* [Questions]:
1/ List every word or phrase that the passage about online gift shopping sets off in single quotation marks.
2/ Continue the passage about online gift shopping with the next few paragraphs.

Text segment Block Start

I confess. I've grown to despise brick-and-mortar stores with their never-to-be-found 'customer service' clerks. I've become an Internet shopper. In early December I start browsing through virtual showcases looking for those special gifts for my sons. I search for the kind of gift that screams, “Dad cared enough to find something perfect just for me!” which is then gift-wrapped, labeled and shipped by a complete stranger and arrives at my doorstep via a brown sleigh with one frazzled driver and no reindeer.

The video camera is recording as the gift is unwrapped with unbridled enthusiasm until the receiving child looks inside the box and asks, “What is it?”

My 'plug-and-play' intentions are quickly replaced with thoughts of 'assembly required' and a litany of whispered expletives. Even though I'm a writer, I don't understand—or have the patience for—assembly instructions. Maybe if I were fluent in Mandarin Chinese, I could follow the instruction manual. But like many men who don't ask for directions, I don't use them either.

After a painstaking assembly process on the dining room table, I'm often left to wonder why the brand-new P-51 gas-powered Mustang crashes and explodes on my son's maiden flight. I fiddle nervously through the unused parts in my pocket and wonder, “Was it me?”

If I used the instruction manual, perhaps I wouldn't crash and burn quite so often.

Communications theory and the art of public relations have numerous 'instruction manuals' of their own, and just about all of them are at play when it comes to biomedical research, especially as it relates to lab animals.

Text segment Block End
Listed entries Block Start

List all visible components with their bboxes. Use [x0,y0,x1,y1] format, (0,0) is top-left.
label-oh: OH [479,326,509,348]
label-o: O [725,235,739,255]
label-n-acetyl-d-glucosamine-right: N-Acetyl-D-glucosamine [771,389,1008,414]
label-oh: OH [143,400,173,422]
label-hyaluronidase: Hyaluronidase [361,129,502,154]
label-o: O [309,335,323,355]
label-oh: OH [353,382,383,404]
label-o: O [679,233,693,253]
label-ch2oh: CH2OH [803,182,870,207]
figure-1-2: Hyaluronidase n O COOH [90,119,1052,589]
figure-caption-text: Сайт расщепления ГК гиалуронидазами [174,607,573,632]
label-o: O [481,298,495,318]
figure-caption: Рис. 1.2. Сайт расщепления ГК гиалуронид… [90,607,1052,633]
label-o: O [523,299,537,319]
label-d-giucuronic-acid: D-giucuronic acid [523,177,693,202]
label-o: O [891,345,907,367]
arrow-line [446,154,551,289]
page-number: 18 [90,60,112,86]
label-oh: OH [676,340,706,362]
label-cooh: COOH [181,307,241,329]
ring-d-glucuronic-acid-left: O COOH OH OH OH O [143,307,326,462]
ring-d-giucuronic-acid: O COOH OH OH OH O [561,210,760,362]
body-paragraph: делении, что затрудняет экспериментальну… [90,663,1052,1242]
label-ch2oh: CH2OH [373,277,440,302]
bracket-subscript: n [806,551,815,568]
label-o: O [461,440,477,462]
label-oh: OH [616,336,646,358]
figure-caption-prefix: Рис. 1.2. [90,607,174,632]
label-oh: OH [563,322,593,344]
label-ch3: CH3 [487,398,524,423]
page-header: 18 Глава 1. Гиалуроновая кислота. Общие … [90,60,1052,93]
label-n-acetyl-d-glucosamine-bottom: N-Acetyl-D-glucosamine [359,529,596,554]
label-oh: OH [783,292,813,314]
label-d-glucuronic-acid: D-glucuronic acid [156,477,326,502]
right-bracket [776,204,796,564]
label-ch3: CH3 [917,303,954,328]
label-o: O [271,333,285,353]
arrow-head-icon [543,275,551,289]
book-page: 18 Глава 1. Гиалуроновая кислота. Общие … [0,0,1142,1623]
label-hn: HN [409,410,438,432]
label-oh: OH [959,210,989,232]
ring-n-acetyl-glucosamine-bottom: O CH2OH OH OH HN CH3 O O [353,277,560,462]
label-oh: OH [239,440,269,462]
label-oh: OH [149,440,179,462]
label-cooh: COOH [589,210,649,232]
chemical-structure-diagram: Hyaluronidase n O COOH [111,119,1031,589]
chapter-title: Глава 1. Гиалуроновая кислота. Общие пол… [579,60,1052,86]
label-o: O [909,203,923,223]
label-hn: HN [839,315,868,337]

Listed entries Block End

* [Numbered responses]:
1/
'customer service'
'plug-and-play'
'assembly required'
'instruction manuals'

2/
But what if communications theories collide or—worse yet—we discard the instructions and assemble our communications on-the-fly from the proverbial dining room table?

We crash and burn.

When the animal rights movement kicked into gear in the mid-1970s, corporate CEOs and university chancellors started to embrace 'spiral of silence' communications theory. Coined by Elisabeth Noelle Neumann, the theory argues that people tend to remain silent when they believe their views are in the minority. As a result, they form a silent majority, afraid of isolation and criticism, and ultimately vote with the minority by casting the ballot of silence.

By keeping silent at the Thanksgiving meal or the neighborhood party, among high-net-worth donors or even at the shareholders' meeting, we essentially 'vote' in absentia with the minority because we mistakenly feel our opinions are in the minority.

Seizing on the opportunity they were given by the corporate and institutional spiral of silence, animal rights groups began to follow Paul Lazarsfeld's 'two-step flow' theory, which basically asserts that ideas flow from the mass media to the opinion leaders and from them to the less active sections of the population.

The 'spiral of silence' culture guarantees that nary a peep can be heard in defense of lab animal research.

So, animal rights groups trigger earned media coverage through a break-in, direct action or outlandish allegation, knowing that it won't be long until a Hollywood actor, politician or blogger picks up the story and sends it down to the less active masses of the population. The 'spiral of silence' culture guarantees that nary a peep can be heard in defense of lab animal research, and so the story goes unchallenged and is accepted by the public as truth.

I believe that successful communications on the subject of why we need lab animals to continue the quest for medical cures and breakthroughs relies on four communications theories that must build upon each other.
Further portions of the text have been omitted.